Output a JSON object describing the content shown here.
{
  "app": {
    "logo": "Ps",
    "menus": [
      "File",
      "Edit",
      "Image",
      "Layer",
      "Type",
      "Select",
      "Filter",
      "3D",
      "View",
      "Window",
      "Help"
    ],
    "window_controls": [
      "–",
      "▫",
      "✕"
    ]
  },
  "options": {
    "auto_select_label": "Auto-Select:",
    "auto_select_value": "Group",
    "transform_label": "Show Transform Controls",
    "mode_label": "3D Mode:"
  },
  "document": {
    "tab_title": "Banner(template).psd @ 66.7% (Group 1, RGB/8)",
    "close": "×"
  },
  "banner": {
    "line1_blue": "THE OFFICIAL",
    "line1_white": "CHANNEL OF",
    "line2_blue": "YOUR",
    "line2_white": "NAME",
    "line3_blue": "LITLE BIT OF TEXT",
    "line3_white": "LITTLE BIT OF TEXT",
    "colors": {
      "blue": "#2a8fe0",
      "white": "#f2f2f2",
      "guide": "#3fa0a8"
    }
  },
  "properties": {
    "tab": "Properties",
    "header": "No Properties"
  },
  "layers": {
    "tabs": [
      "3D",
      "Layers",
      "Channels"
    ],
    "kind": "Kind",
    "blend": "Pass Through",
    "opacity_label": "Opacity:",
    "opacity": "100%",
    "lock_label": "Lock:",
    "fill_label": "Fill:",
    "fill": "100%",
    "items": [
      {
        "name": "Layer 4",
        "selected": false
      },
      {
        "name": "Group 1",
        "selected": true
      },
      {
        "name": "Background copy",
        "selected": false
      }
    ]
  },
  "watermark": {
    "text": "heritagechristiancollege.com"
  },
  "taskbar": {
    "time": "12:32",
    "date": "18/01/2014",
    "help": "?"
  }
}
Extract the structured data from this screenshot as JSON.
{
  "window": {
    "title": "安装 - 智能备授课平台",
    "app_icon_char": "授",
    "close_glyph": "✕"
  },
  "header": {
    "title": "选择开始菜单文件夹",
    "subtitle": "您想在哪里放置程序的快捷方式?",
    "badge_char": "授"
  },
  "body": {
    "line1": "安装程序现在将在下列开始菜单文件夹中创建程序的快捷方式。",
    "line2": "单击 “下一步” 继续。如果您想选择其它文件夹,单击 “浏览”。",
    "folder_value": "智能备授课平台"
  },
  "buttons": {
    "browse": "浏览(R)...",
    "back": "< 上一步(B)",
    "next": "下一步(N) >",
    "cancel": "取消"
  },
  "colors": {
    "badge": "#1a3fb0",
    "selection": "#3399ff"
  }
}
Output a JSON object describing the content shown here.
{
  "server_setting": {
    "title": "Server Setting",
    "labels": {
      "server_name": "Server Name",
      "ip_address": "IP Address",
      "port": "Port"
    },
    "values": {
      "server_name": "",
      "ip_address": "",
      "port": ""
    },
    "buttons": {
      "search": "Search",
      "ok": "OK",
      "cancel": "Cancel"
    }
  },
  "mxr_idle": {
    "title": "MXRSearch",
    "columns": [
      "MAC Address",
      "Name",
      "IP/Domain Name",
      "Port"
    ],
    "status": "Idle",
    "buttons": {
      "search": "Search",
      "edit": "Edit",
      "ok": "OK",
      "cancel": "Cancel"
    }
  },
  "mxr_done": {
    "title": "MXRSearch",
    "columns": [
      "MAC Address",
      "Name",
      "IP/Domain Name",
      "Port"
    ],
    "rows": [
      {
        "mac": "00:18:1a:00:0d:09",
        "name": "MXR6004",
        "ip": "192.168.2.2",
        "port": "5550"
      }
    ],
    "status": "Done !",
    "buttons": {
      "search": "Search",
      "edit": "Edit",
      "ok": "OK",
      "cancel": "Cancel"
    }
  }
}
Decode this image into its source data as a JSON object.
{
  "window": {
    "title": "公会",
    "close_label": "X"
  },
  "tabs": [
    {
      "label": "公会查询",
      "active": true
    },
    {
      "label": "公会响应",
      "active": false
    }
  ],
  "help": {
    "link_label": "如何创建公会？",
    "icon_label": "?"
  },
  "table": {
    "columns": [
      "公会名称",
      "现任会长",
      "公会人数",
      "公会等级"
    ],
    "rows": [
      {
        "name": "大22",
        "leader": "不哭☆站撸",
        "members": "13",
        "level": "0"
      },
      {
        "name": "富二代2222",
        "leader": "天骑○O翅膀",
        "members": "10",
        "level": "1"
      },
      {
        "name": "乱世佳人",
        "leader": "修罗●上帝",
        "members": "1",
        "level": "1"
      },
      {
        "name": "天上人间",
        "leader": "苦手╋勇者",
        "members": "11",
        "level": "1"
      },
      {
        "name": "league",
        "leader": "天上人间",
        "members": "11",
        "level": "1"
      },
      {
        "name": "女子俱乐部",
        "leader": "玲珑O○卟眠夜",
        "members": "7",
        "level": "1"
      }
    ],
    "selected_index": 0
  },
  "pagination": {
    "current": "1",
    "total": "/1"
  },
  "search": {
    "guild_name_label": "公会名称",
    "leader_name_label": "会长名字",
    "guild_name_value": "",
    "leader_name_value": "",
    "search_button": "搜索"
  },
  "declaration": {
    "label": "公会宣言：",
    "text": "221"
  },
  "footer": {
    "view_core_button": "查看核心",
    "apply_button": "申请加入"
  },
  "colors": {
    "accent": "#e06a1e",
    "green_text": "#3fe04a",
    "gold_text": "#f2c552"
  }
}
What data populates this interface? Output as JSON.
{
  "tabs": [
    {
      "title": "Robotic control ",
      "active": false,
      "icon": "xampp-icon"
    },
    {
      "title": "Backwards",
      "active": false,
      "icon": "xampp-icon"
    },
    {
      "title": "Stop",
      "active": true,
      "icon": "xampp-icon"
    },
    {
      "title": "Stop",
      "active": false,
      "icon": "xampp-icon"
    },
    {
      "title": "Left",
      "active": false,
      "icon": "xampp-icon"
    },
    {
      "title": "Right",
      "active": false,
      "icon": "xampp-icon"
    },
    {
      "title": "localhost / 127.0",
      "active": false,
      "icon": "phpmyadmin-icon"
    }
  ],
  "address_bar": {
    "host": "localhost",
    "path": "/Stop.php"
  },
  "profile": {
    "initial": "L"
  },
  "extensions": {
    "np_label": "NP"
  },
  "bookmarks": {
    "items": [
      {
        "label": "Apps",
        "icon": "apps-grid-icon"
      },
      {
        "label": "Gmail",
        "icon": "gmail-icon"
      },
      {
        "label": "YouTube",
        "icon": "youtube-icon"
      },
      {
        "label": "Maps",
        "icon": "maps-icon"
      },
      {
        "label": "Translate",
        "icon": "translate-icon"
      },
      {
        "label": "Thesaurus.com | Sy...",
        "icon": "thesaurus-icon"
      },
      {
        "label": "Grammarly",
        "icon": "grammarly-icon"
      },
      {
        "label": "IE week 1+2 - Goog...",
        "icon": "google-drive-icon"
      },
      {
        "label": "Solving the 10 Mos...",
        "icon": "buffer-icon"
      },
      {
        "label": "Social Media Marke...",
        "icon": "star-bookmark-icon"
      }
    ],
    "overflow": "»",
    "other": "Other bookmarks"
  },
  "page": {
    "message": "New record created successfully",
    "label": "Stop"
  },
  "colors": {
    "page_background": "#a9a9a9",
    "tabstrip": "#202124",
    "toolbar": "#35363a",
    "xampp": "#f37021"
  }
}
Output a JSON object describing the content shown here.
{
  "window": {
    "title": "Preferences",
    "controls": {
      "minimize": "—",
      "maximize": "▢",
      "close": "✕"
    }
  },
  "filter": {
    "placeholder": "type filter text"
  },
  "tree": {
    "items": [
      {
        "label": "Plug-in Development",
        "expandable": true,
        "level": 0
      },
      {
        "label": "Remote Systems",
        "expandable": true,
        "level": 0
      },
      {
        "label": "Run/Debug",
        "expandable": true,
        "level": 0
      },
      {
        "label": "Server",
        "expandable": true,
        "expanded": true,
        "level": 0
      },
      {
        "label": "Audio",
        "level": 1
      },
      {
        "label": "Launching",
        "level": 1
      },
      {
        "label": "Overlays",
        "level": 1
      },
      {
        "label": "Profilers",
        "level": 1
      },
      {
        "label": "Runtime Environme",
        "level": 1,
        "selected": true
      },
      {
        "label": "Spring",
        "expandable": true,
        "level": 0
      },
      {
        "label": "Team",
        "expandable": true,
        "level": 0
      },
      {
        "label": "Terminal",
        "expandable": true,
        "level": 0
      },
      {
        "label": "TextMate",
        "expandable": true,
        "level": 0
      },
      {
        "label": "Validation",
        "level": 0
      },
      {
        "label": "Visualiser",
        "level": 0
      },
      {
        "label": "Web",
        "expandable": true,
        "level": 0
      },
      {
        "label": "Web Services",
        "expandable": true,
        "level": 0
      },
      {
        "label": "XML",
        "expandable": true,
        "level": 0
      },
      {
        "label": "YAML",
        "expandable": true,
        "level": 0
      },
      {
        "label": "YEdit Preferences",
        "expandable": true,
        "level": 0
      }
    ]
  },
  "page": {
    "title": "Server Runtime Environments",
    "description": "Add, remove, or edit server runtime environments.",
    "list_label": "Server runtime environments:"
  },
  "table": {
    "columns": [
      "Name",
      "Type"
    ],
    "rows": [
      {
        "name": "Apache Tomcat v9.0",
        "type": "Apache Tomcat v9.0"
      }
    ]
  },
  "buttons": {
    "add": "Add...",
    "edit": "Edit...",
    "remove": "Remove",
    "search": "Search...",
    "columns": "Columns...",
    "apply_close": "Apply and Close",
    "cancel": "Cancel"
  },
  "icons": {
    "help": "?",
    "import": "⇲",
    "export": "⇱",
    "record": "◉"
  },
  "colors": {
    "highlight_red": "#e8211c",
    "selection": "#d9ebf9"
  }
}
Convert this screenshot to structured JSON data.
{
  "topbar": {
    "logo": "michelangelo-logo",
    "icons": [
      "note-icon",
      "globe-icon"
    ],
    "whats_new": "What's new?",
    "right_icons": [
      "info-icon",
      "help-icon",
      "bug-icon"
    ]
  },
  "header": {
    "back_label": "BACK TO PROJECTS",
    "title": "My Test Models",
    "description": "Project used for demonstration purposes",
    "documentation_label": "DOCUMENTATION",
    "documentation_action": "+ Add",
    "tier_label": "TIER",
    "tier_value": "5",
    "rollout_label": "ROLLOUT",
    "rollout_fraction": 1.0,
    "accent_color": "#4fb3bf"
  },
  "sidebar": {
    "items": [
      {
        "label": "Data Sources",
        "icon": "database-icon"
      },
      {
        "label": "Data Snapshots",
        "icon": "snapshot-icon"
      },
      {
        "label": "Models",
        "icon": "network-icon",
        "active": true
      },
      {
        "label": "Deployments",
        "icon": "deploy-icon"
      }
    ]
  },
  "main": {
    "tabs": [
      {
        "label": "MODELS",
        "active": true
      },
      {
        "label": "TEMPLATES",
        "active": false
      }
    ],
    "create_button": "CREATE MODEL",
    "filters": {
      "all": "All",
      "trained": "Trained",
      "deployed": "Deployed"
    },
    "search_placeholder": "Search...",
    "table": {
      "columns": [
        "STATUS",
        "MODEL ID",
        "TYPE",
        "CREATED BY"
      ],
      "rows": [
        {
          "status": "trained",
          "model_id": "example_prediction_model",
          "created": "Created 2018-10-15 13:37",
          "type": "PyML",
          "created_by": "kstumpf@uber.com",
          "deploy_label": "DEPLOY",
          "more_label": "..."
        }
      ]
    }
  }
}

++++++++++

**Short problem:**
A line counts if it holds the word "JSON". How many lines of the entries count? Give the number only.

**Full output:**
7